→ **ИСХОДНЫЙ ОТРЫВОК**
Внезапная смерть лидера «Короля и Шута» Михаила Горшенева постепенно превращает урожденного панка, мятущуюся душу и противоречивую личность в рок-героя, отлитого в бронзе. Андрей Князев, познакомившийся с Горшком в художественном училище и основавший с ним в 1992-м группу «Король и Шут», объясняет, почему они разошлись с другом после 25 лет работы и чего тот искал в жизни, но не находил.
© «КняZz»
— Не прошло еще и сорока дней с момента смерти Михаила Горшенева, как появились известия о «возвращенческих» концертах «Короля и Шута» памяти Горшка. Вчера стало известно, что группа сменит название на «Северный флот» и начнет гастролировать с песнями «КиШа». Ты как к этому относишься? Будешь принимать в этом участие?
— Буду говорить осторожно, потому что я после операции на голосовых связках. Насчет меня — я не оставляю группу «КняZz» и не возвращаюсь в «Король и Шут». Потому что «Короля и Шута» больше нет. Таково мое понимание этой ситуации. После того как Миха ушел, я не буду вести группу. Без своего друга — никогда. Ему можно было без меня, потому что я был рядом. И это была моя инициатива уйти. После его ухода в мир иной — книга закрылась, и лес пропал куда-то. Теперь он будет слышать, как поют старинные друзья, а мы будем добрым словом вспоминать о нем. Музыкантам, моим бывшим коллегам, не было смысла продолжать под старым брендом. Некоторые слушатели этого не понимают, но в мире все гораздо сложнее, чем кажется на первый взгляд. Это решение оценит история.

[Записи о границах элементов]
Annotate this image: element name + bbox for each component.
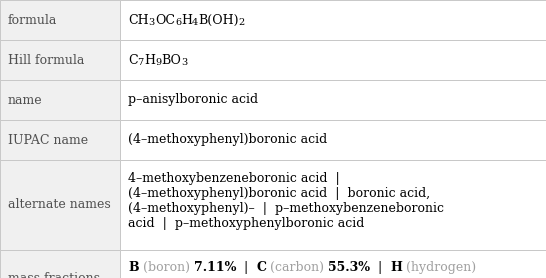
Text: 55.3%: 55.3% <box>328 261 370 274</box>
Bar <box>0 160 120 250</box>
Bar <box>0 80 120 120</box>
Text: OC: OC <box>155 14 175 26</box>
Bar <box>0 0 120 40</box>
Bar <box>120 40 546 80</box>
Bar <box>120 250 546 278</box>
Bar <box>0 40 120 80</box>
Text: H: H <box>181 14 192 26</box>
Text: (4–methoxyphenyl)boronic acid  |  boronic acid,: (4–methoxyphenyl)boronic acid | boronic … <box>128 187 430 200</box>
Text: formula: formula <box>8 14 57 26</box>
Text: B(OH): B(OH) <box>198 14 239 26</box>
Text: C: C <box>128 53 138 66</box>
Text: (4–methoxyphenyl)boronic acid: (4–methoxyphenyl)boronic acid <box>128 133 327 147</box>
Text: H: H <box>144 53 155 66</box>
Text: C: C <box>256 261 266 274</box>
Bar <box>0 250 120 278</box>
Text: CH: CH <box>128 14 149 26</box>
Text: (4–methoxyphenyl)–  |  p–methoxybenzeneboronic: (4–methoxyphenyl)– | p–methoxybenzenebor… <box>128 202 444 215</box>
Bar <box>0 120 120 160</box>
Text: 2: 2 <box>239 18 245 27</box>
Text: B: B <box>128 261 139 274</box>
Text: 7.11%: 7.11% <box>194 261 236 274</box>
Text: name: name <box>8 93 43 106</box>
Bar <box>120 0 546 40</box>
Text: acid  |  p–methoxyphenylboronic acid: acid | p–methoxyphenylboronic acid <box>128 217 364 230</box>
Text: H: H <box>390 261 402 274</box>
Text: mass fractions: mass fractions <box>8 272 100 278</box>
Text: |: | <box>370 261 390 274</box>
Text: 4–methoxybenzeneboronic acid  |: 4–methoxybenzeneboronic acid | <box>128 172 340 185</box>
Text: p–anisylboronic acid: p–anisylboronic acid <box>128 93 258 106</box>
Text: Hill formula: Hill formula <box>8 53 85 66</box>
Text: (hydrogen): (hydrogen) <box>402 261 477 274</box>
Text: 4: 4 <box>192 18 198 27</box>
Text: IUPAC name: IUPAC name <box>8 133 88 147</box>
Text: (carbon): (carbon) <box>266 261 328 274</box>
Text: 6: 6 <box>175 18 181 27</box>
Text: 7: 7 <box>138 58 144 67</box>
Text: 9: 9 <box>155 58 161 67</box>
Bar <box>120 160 546 250</box>
Text: BO: BO <box>161 53 181 66</box>
Text: (boron): (boron) <box>139 261 194 274</box>
Text: |: | <box>236 261 256 274</box>
Text: alternate names: alternate names <box>8 198 111 212</box>
Bar <box>120 80 546 120</box>
Text: 3: 3 <box>149 18 155 27</box>
Bar <box>120 120 546 160</box>
Text: 3: 3 <box>181 58 187 67</box>
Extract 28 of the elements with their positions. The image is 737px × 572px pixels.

→ **УСЛОВИЯ ЗАДАНИЙ**
A. Ответьте на вопросы по исходному отрывку, каждый ответ с новой строки и с той же пометкой:
(i) В каком году Андрей Князев и Михаил Горшенев основали группу «Король и Шут»?
(ii) Какое новое название, по вчерашним известиям, получит группа?
(iii) После какой операции Князев, по его словам, говорит осторожно?
B. Пожалуйста, выведите без изменений часть исходного отрывка, начиная со слов «Внезапная смерть лидера» и заканчивая словами «в этом участие?».

→ **ОТВЕТЫ НА ЗАДАНИЯ**
A.
(i) В 1992 году.
(ii) «Северный флот».
(iii) После операции на голосовых связках.

B.
Внезапная смерть лидера «Короля и Шута» Михаила Горшенева постепенно превращает урожденного панка, мятущуюся душу и противоречивую личность в рок-героя, отлитого в бронзе. Андрей Князев, познакомившийся с Горшком в художественном училище и основавший с ним в 1992-м группу «Король и Шут», объясняет, почему они разошлись с другом после 25 лет работы и чего тот искал в жизни, но не находил.
© «КняZz»
— Не прошло еще и сорока дней с момента смерти Михаила Горшенева, как появились известия о «возвращенческих» концертах «Короля и Шута» памяти Горшка. Вчера стало известно, что группа сменит название на «Северный флот» и начнет гастролировать с песнями «КиШа». Ты как к этому относишься? Будешь принимать в этом участие?